Data excerpts
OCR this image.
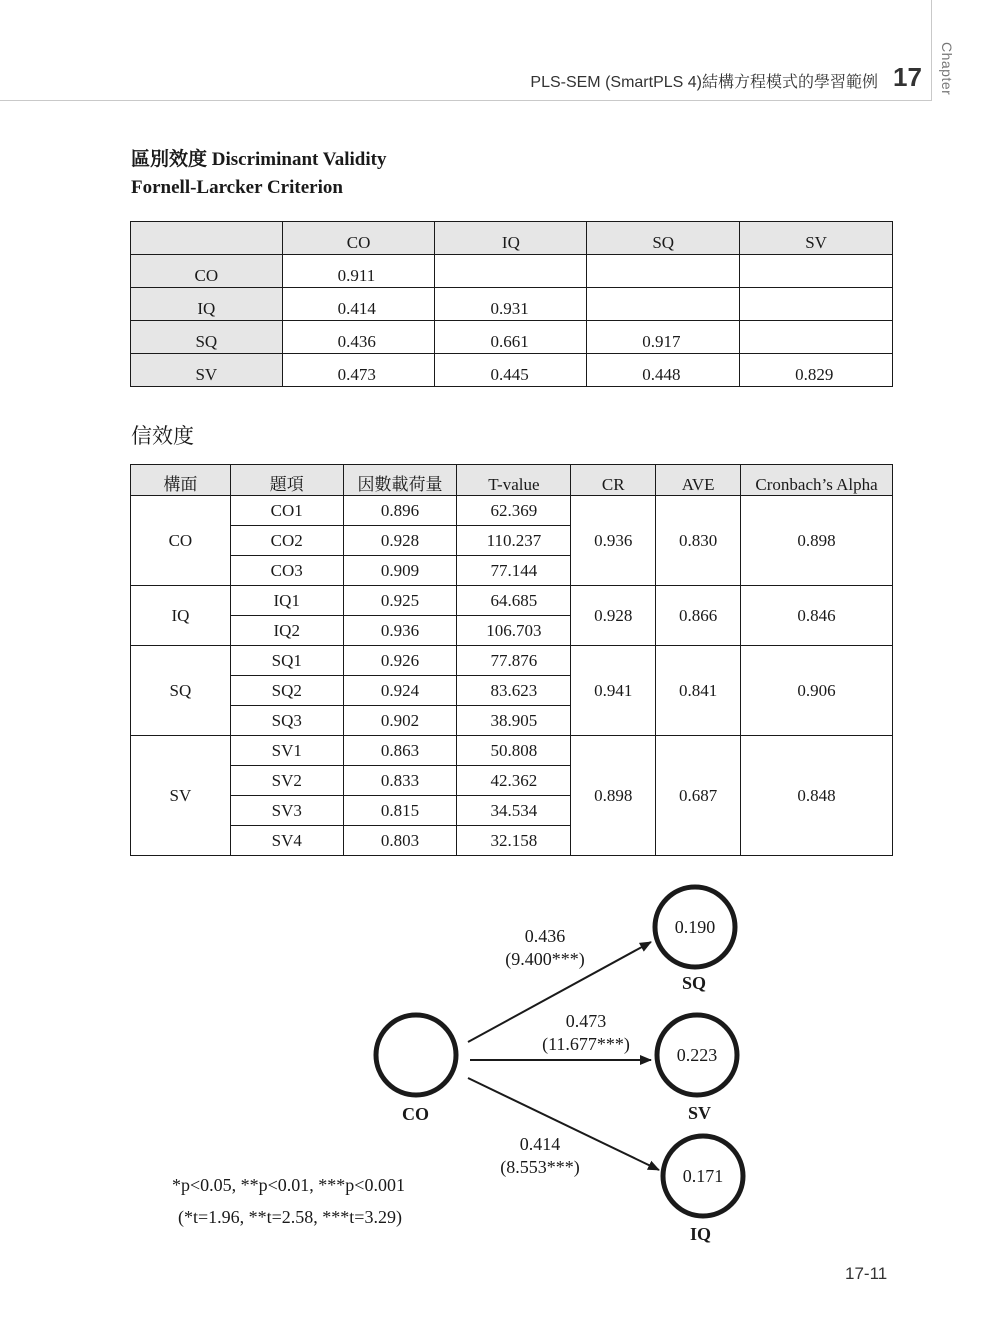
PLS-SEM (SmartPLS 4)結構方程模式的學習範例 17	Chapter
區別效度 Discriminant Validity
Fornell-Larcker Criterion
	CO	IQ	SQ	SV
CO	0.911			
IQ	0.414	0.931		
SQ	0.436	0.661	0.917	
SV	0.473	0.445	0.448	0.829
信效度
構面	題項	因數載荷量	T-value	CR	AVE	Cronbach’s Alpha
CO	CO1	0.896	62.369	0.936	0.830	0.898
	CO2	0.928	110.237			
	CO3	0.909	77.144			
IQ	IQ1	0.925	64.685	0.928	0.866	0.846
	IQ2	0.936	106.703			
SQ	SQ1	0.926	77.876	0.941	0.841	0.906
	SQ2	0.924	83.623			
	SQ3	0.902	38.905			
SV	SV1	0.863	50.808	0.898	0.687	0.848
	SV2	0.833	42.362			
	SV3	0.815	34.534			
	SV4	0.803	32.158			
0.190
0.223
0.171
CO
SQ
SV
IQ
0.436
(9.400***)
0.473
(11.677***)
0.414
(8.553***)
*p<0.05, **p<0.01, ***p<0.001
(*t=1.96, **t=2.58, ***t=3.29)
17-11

EXERCISE DIRECTIONS — Write the listing out a second time exactly, dropping all images.

WRITTEN RESPONSE —
OCR this image.
PLS-SEM (SmartPLS 4)結構方程模式的學習範例 17	Chapter
區別效度 Discriminant Validity
Fornell-Larcker Criterion
	CO	IQ	SQ	SV
CO	0.911			
IQ	0.414	0.931		
SQ	0.436	0.661	0.917	
SV	0.473	0.445	0.448	0.829
信效度
構面	題項	因數載荷量	T-value	CR	AVE	Cronbach’s Alpha
CO	CO1	0.896	62.369	0.936	0.830	0.898
	CO2	0.928	110.237			
	CO3	0.909	77.144			
IQ	IQ1	0.925	64.685	0.928	0.866	0.846
	IQ2	0.936	106.703			
SQ	SQ1	0.926	77.876	0.941	0.841	0.906
	SQ2	0.924	83.623			
	SQ3	0.902	38.905			
SV	SV1	0.863	50.808	0.898	0.687	0.848
	SV2	0.833	42.362			
	SV3	0.815	34.534			
	SV4	0.803	32.158			
0.190
0.223
0.171
CO
SQ
SV
IQ
0.436
(9.400***)
0.473
(11.677***)
0.414
(8.553***)
*p<0.05, **p<0.01, ***p<0.001
(*t=1.96, **t=2.58, ***t=3.29)
17-11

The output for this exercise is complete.